Project Nayuki


NotepadCrypt format decrypter (Java)

This standalone program decrypts files that were encrypted in NotepadCrypt’s simple format. The intent of this program is to provide an independent, robust implementation for handling the file format, in case NotepadCrypt (or that author’s own small standalone decrypter) is inaccessible or has errors.

Source code

Download: DecryptNotepadCrypt.java

Usage: java DecryptNotepadCrypt InputFile [-m] Passphrase

Options:

  • -m: Use master key (only applicable for files with master key)

Examples:

  • java DecryptNotepadCrypt myencryptedfile.bin password123
  • java DecryptNotepadCrypt myencryptedfile.bin -m masterPass456

Usage notes:

  • The program prints the decrypted text to standard output. You can redirect standard output to a file if you wish to save the text, tweak the character encoding, do further processing, etc.

  • The passphrase is a command-line argument, so it might be stored in the shell’s command history (e.g. for Bash shell). Be careful about this.

  • The program can be hacked to instead read the passphrase from standard input (with echoing): Add import java.io.*; in the block of imports; add passphrase = new BufferedReader(new InputStreamReader(System.in)).readLine() after where inputFile is initialized; run the program with a dummy passphrase argument; type the passphrase into standard input and hit enter.

Notes

  • NotepadCrypt’s encryption format is essentially summarized as follows:
    ciphertext = header + initVector + CBC-AES-256(initVector, PKCS7-Pad(plaintext), SHA-256(passphrase)).

WHAT YOU WILL DO
1 – On the NotepadCrypt decrypter page, list every function or operation named in the formula that summarizes NotepadCrypt's encryption format.
2 – Write the next part of the NotepadCrypt decrypter page, starting after its last sentence.
The records come from a separate source.

DATA EXCERPTS
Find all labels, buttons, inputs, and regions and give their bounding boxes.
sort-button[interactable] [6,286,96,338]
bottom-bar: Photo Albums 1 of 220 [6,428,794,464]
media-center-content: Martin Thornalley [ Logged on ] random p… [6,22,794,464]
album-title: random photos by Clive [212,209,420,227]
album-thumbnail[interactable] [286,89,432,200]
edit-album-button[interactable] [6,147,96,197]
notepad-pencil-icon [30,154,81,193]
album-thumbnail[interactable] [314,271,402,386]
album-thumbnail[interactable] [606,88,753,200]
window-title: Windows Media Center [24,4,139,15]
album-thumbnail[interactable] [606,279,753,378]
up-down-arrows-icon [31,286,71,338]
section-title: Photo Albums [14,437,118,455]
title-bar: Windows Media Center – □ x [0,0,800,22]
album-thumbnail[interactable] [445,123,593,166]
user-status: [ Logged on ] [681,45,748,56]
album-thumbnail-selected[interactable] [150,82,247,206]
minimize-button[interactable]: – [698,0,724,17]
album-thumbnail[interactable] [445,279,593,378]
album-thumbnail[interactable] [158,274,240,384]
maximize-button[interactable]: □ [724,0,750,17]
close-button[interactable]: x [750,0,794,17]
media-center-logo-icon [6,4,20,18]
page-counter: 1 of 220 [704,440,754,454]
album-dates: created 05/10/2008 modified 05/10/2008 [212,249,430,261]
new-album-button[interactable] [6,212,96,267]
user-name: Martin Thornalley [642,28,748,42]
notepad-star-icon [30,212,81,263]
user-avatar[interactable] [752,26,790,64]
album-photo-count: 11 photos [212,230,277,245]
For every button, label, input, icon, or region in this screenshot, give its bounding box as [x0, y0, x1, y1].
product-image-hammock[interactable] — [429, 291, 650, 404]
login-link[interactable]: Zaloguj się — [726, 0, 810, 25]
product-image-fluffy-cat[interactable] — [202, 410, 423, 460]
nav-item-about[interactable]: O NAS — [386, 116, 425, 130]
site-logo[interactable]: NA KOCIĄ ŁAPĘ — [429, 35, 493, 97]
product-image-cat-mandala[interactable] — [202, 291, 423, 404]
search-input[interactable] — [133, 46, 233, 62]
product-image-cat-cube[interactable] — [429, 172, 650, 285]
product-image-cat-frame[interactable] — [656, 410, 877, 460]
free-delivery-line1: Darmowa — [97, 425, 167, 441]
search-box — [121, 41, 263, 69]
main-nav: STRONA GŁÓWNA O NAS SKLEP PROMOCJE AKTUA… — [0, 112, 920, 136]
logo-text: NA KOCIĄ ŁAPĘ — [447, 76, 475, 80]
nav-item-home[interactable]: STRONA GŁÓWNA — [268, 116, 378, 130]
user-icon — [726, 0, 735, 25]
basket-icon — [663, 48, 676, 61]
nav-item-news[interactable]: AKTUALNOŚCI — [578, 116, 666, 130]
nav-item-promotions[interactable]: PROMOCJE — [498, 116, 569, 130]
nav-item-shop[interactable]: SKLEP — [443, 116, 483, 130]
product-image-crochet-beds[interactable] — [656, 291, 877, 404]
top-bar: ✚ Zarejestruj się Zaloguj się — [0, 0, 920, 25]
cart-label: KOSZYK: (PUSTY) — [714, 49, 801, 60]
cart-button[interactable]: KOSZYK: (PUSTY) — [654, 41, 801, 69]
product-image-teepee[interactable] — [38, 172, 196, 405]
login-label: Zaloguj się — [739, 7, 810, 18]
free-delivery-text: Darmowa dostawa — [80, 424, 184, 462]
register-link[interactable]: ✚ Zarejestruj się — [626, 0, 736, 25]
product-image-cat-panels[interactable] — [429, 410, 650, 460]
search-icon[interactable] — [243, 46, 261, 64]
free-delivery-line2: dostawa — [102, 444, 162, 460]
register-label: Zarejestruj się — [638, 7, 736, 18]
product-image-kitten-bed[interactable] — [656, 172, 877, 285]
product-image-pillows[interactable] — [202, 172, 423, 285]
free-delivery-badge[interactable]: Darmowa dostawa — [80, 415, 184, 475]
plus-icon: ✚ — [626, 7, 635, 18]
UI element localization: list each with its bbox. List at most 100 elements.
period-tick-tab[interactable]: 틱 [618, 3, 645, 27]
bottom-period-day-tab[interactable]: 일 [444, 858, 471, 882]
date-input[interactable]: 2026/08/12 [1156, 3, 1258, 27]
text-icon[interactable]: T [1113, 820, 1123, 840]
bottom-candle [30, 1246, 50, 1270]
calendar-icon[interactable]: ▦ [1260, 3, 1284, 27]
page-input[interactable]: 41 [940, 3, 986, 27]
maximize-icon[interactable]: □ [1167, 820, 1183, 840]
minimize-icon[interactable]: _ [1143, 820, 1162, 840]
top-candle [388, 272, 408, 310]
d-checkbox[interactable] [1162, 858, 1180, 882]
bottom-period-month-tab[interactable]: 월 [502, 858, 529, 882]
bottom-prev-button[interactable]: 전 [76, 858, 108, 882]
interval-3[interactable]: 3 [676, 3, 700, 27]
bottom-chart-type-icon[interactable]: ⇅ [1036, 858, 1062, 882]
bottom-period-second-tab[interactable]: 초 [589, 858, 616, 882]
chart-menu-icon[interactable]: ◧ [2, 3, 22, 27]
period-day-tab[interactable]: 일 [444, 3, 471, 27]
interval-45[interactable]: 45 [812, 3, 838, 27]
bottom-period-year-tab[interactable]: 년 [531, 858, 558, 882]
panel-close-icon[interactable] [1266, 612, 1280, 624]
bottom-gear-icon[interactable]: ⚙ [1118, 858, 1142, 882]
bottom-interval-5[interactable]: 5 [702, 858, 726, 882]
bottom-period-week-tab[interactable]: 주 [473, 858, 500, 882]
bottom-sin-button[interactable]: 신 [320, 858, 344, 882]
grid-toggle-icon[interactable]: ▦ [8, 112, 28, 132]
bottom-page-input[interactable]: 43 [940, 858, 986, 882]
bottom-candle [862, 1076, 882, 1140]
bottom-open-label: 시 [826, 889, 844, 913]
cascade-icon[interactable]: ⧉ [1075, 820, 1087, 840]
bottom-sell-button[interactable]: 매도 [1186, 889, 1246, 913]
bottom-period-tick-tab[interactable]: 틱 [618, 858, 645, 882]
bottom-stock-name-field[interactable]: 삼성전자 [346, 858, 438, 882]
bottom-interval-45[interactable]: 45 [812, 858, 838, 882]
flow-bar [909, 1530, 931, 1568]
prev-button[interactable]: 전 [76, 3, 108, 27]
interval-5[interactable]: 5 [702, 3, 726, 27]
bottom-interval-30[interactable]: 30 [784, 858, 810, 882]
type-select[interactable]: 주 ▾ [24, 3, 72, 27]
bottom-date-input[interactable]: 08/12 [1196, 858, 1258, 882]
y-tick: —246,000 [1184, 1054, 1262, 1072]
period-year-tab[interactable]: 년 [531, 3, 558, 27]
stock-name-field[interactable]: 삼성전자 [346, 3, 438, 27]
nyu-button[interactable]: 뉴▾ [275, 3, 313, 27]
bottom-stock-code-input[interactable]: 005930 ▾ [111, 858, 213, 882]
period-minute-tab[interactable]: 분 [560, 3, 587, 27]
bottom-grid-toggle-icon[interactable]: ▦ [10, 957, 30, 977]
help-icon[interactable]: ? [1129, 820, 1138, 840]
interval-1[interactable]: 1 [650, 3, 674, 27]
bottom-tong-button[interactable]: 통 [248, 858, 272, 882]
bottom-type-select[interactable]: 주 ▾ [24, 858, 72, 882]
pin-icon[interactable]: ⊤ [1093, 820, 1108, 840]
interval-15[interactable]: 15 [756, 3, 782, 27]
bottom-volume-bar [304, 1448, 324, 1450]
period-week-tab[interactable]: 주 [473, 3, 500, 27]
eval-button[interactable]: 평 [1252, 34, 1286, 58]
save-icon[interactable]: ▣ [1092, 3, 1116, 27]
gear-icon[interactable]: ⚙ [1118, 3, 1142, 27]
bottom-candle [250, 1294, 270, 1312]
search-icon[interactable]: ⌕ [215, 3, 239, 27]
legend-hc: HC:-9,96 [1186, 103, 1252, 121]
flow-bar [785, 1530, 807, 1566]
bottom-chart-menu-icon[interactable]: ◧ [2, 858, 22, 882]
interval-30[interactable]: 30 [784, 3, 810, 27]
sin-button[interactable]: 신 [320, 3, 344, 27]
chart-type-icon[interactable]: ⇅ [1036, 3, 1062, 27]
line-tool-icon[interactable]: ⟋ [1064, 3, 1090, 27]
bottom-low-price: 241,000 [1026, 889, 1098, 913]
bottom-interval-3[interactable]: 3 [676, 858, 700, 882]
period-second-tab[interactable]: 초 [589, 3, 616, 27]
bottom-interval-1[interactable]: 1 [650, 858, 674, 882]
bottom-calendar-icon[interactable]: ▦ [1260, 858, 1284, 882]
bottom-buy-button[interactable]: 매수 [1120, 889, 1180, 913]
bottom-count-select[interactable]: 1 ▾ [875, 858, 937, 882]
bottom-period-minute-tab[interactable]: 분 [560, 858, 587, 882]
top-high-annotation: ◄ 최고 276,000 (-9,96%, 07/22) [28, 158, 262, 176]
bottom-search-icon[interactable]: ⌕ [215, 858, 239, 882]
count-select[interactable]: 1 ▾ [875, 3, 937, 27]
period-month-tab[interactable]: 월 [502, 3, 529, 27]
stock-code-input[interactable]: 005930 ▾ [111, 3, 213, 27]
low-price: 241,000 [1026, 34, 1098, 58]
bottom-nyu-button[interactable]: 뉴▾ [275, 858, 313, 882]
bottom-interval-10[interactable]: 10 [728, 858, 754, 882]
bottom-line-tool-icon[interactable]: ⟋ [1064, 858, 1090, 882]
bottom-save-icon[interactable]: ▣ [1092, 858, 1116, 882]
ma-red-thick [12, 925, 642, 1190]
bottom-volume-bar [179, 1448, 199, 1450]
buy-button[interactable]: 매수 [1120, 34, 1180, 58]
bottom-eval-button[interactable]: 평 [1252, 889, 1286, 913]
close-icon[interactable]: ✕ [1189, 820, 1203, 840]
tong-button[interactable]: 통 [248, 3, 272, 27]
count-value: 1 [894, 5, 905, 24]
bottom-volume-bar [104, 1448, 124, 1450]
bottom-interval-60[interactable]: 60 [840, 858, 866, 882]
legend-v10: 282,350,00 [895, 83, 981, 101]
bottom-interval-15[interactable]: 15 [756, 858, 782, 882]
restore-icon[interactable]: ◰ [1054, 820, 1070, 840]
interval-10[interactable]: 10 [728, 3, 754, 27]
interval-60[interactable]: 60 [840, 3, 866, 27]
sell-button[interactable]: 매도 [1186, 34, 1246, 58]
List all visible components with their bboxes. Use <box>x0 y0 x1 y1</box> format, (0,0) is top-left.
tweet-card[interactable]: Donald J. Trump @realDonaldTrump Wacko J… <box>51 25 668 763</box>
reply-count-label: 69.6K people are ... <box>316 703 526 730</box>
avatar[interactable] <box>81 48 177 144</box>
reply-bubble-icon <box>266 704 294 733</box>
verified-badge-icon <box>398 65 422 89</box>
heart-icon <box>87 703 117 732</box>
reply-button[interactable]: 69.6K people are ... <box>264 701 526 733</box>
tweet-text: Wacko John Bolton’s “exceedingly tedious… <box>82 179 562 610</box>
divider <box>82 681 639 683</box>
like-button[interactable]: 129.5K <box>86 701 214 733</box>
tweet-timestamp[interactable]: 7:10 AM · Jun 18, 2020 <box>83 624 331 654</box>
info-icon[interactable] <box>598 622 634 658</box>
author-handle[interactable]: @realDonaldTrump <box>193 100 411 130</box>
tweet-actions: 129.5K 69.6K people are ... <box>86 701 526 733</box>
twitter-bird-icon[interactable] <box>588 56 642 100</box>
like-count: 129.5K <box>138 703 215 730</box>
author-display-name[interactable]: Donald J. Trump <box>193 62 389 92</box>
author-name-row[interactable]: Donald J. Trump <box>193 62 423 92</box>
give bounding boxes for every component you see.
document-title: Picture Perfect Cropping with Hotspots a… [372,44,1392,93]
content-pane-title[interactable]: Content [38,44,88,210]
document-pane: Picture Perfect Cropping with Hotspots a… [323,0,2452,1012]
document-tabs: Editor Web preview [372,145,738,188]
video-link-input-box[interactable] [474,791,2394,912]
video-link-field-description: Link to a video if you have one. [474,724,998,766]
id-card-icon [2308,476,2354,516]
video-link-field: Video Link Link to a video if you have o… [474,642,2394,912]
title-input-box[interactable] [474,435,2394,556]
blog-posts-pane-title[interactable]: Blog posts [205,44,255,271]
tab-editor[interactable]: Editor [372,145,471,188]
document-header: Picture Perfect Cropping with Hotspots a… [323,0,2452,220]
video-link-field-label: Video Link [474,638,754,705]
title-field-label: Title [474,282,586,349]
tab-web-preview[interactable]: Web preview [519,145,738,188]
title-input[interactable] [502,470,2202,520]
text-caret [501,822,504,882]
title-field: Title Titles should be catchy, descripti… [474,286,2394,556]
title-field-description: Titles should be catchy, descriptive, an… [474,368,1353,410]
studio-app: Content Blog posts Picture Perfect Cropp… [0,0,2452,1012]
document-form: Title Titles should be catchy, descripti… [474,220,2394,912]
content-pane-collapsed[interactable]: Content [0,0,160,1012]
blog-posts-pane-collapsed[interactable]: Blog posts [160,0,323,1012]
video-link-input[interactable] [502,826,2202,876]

PER-TASK ANSWERS
1 – CBC-AES-256, PKCS7-Pad, SHA-256

2 –
    (Plus denotes byte sequence concatenation.)

  • To my knowledge, this encryption format itself has no security flaws. However, the main program’s cryptography implementation could possibly have poor choices of initialization vectors, timing attacks, etc.

  • My decrypter implementation is completely standalone and contained in one small source file. It only needs Java’s standard library for I/O and a bit of utilities. It even implements from scratch SHA-256 (~60 lines), AES-256 (~160 lines), and CBC mode, for a total of just about 350 lines of code!

  • Due to the padding scheme used, most but not all misdecryptions can be detected. In fact, the probability of failing to detect a misdecryption is just about 1/255. (More accurately, the probability is exactly 1/256 + 1/2562 + ... + 1/25616, assuming that the block cipher behaves like a random oracle/permutation.) Of course, this detection rate is much worse than that of a real scheme such as a hash or a MAC.